• Extracted material:
┄┄┄┄┄┄

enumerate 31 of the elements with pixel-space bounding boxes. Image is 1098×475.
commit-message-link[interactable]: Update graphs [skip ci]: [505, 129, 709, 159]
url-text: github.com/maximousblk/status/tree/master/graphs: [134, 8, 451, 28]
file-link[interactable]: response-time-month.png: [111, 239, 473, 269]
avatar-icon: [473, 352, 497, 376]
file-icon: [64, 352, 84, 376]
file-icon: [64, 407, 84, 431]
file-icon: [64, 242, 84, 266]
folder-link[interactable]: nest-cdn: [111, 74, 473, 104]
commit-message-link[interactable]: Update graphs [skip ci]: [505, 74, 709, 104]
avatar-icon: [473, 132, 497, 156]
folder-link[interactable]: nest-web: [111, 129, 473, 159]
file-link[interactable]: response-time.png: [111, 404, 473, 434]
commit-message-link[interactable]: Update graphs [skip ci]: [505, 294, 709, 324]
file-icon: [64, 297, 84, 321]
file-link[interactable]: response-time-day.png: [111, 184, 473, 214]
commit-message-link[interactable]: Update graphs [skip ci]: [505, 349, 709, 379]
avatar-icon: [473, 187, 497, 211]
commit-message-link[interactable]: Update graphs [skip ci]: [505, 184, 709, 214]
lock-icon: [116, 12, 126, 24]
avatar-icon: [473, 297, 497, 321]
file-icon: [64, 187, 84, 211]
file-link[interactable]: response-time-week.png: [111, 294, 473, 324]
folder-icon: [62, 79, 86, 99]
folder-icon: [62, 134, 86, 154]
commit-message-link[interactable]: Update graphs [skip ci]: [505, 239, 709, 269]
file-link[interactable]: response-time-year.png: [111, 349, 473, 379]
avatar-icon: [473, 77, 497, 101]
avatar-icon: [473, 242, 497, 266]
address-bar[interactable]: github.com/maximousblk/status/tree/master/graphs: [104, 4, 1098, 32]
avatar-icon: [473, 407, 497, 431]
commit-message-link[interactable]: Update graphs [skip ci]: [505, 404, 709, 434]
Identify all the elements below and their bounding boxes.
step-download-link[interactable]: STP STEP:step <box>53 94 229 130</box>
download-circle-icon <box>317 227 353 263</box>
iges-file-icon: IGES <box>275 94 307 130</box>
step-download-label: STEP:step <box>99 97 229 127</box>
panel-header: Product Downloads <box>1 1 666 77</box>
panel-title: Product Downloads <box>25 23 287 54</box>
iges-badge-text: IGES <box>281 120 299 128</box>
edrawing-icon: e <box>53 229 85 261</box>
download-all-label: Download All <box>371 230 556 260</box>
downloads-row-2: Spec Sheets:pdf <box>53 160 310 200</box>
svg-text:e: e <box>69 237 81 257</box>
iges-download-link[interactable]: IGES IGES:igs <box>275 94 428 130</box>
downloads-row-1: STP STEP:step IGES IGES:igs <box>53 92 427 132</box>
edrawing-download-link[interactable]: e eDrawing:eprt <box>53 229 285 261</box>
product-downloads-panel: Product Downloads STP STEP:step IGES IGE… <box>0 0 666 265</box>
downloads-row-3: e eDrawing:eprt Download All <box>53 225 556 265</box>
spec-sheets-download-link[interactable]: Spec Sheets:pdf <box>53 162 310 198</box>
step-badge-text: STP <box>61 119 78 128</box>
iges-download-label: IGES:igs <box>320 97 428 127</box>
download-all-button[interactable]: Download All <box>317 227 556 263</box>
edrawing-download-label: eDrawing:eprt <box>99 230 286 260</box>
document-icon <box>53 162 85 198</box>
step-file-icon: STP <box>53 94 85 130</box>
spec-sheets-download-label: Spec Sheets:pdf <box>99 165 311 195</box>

┄┄┄┄┄┄

• What you should do: Rewrite all of the data above, changing every "avatar-icon" to "user-avatar" and leaving everything else as it is.

• Worked answer:
enumerate 31 of the elements with pixel-space bounding boxes. Image is 1098×475.
commit-message-link[interactable]: Update graphs [skip ci]: [505, 129, 709, 159]
url-text: github.com/maximousblk/status/tree/master/graphs: [134, 8, 451, 28]
file-link[interactable]: response-time-month.png: [111, 239, 473, 269]
user-avatar: [473, 352, 497, 376]
file-icon: [64, 352, 84, 376]
file-icon: [64, 407, 84, 431]
file-icon: [64, 242, 84, 266]
folder-link[interactable]: nest-cdn: [111, 74, 473, 104]
commit-message-link[interactable]: Update graphs [skip ci]: [505, 74, 709, 104]
user-avatar: [473, 132, 497, 156]
folder-link[interactable]: nest-web: [111, 129, 473, 159]
file-link[interactable]: response-time.png: [111, 404, 473, 434]
commit-message-link[interactable]: Update graphs [skip ci]: [505, 294, 709, 324]
file-icon: [64, 297, 84, 321]
file-link[interactable]: response-time-day.png: [111, 184, 473, 214]
commit-message-link[interactable]: Update graphs [skip ci]: [505, 349, 709, 379]
user-avatar: [473, 187, 497, 211]
commit-message-link[interactable]: Update graphs [skip ci]: [505, 184, 709, 214]
lock-icon: [116, 12, 126, 24]
user-avatar: [473, 297, 497, 321]
file-icon: [64, 187, 84, 211]
file-link[interactable]: response-time-week.png: [111, 294, 473, 324]
folder-icon: [62, 79, 86, 99]
folder-icon: [62, 134, 86, 154]
commit-message-link[interactable]: Update graphs [skip ci]: [505, 239, 709, 269]
file-link[interactable]: response-time-year.png: [111, 349, 473, 379]
user-avatar: [473, 77, 497, 101]
user-avatar: [473, 242, 497, 266]
address-bar[interactable]: github.com/maximousblk/status/tree/master/graphs: [104, 4, 1098, 32]
user-avatar: [473, 407, 497, 431]
commit-message-link[interactable]: Update graphs [skip ci]: [505, 404, 709, 434]
Identify all the elements below and their bounding boxes.
step-download-link[interactable]: STP STEP:step <box>53 94 229 130</box>
download-circle-icon <box>317 227 353 263</box>
iges-file-icon: IGES <box>275 94 307 130</box>
step-download-label: STEP:step <box>99 97 229 127</box>
panel-header: Product Downloads <box>1 1 666 77</box>
panel-title: Product Downloads <box>25 23 287 54</box>
iges-badge-text: IGES <box>281 120 299 128</box>
edrawing-icon: e <box>53 229 85 261</box>
download-all-label: Download All <box>371 230 556 260</box>
downloads-row-2: Spec Sheets:pdf <box>53 160 310 200</box>
svg-text:e: e <box>69 237 81 257</box>
iges-download-link[interactable]: IGES IGES:igs <box>275 94 428 130</box>
downloads-row-1: STP STEP:step IGES IGES:igs <box>53 92 427 132</box>
edrawing-download-link[interactable]: e eDrawing:eprt <box>53 229 285 261</box>
product-downloads-panel: Product Downloads STP STEP:step IGES IGE… <box>0 0 666 265</box>
downloads-row-3: e eDrawing:eprt Download All <box>53 225 556 265</box>
spec-sheets-download-link[interactable]: Spec Sheets:pdf <box>53 162 310 198</box>
step-badge-text: STP <box>61 119 78 128</box>
iges-download-label: IGES:igs <box>320 97 428 127</box>
download-all-button[interactable]: Download All <box>317 227 556 263</box>
edrawing-download-label: eDrawing:eprt <box>99 230 286 260</box>
document-icon <box>53 162 85 198</box>
step-file-icon: STP <box>53 94 85 130</box>
spec-sheets-download-label: Spec Sheets:pdf <box>99 165 311 195</box>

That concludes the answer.